▶ [Aim] Keep the pictures out of the copy and print all the entries below exactly.

▶ [Input rows]
* start *

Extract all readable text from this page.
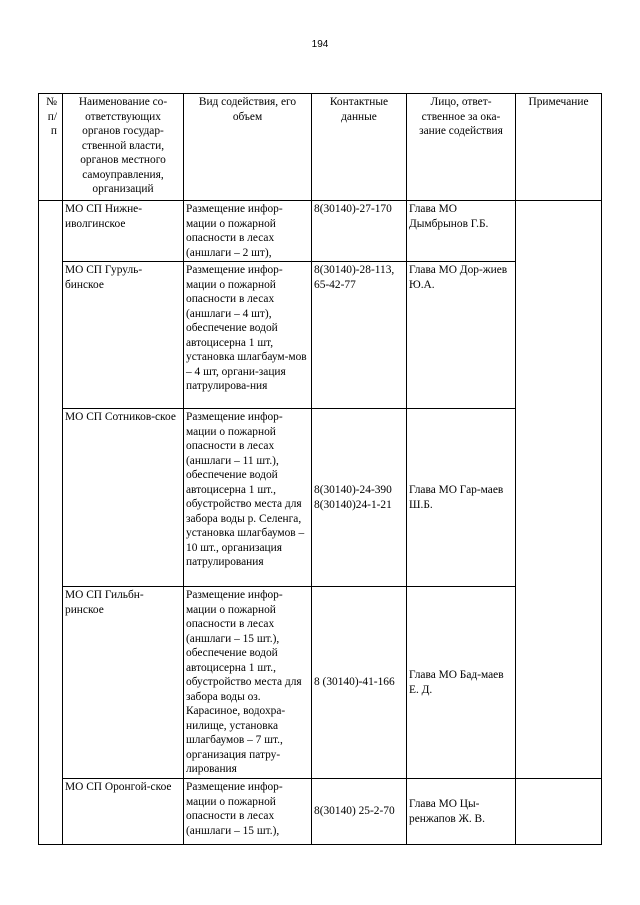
194
№ п/ п	Наименование со-ответствующих органов государ-ственной власти, органов местного самоуправления, организаций	Вид содействия, его объем	Контактные данные	Лицо, ответ-ственное за ока-зание содействия	Примечание
	МО СП Нижне-иволгинское	Размещение инфор-мации о пожарной опасности в лесах (аншлаги – 2 шт),	8(30140)-27-170	Глава МО Дымбрынов Г.Б.	
	МО СП Гуруль-бинское	Размещение инфор-мации о пожарной опасности в лесах (аншлаги – 4 шт), обеспечение водой автоцисерна 1 шт, установка шлагбаум-мов – 4 шт, органи-зация патрулирова-ния	8(30140)-28-113, 65-42-77	Глава МО Дор-жиев Ю.А.	
	МО СП Сотников-ское	Размещение инфор-мации о пожарной опасности в лесах (аншлаги – 11 шт.), обеспечение водой автоцисерна 1 шт., обустройство места для забора воды р. Селенга, установка шлагбаумов – 10 шт., организация патрулирования	8(30140)-24-390 8(30140)24-1-21	Глава МО Гар-маев Ш.Б.	
	МО СП Гильбн-ринское	Размещение инфор-мации о пожарной опасности в лесах (аншлаги – 15 шт.), обеспечение водой автоцисерна 1 шт., обустройство места для забора воды оз. Карасиное, водохра-нилище, установка шлагбаумов – 7 шт., организация патру-лирования	8 (30140)-41-166	Глава МО Бад-маев Е. Д.	
	МО СП Оронгой-ское	Размещение инфор-мации о пожарной опасности в лесах (аншлаги – 15 шт.),	8(30140) 25-2-70	Глава МО Цы-ренжапов Ж. В.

* end *

▶ [Task solution]
Extract all readable text from this page.
194
№ п/ п	Наименование со-ответствующих органов государ-ственной власти, органов местного самоуправления, организаций	Вид содействия, его объем	Контактные данные	Лицо, ответ-ственное за ока-зание содействия	Примечание
	МО СП Нижне-иволгинское	Размещение инфор-мации о пожарной опасности в лесах (аншлаги – 2 шт),	8(30140)-27-170	Глава МО Дымбрынов Г.Б.	
	МО СП Гуруль-бинское	Размещение инфор-мации о пожарной опасности в лесах (аншлаги – 4 шт), обеспечение водой автоцисерна 1 шт, установка шлагбаум-мов – 4 шт, органи-зация патрулирова-ния	8(30140)-28-113, 65-42-77	Глава МО Дор-жиев Ю.А.	
	МО СП Сотников-ское	Размещение инфор-мации о пожарной опасности в лесах (аншлаги – 11 шт.), обеспечение водой автоцисерна 1 шт., обустройство места для забора воды р. Селенга, установка шлагбаумов – 10 шт., организация патрулирования	8(30140)-24-390 8(30140)24-1-21	Глава МО Гар-маев Ш.Б.	
	МО СП Гильбн-ринское	Размещение инфор-мации о пожарной опасности в лесах (аншлаги – 15 шт.), обеспечение водой автоцисерна 1 шт., обустройство места для забора воды оз. Карасиное, водохра-нилище, установка шлагбаумов – 7 шт., организация патру-лирования	8 (30140)-41-166	Глава МО Бад-маев Е. Д.	
	МО СП Оронгой-ское	Размещение инфор-мации о пожарной опасности в лесах (аншлаги – 15 шт.),	8(30140) 25-2-70	Глава МО Цы-ренжапов Ж. В.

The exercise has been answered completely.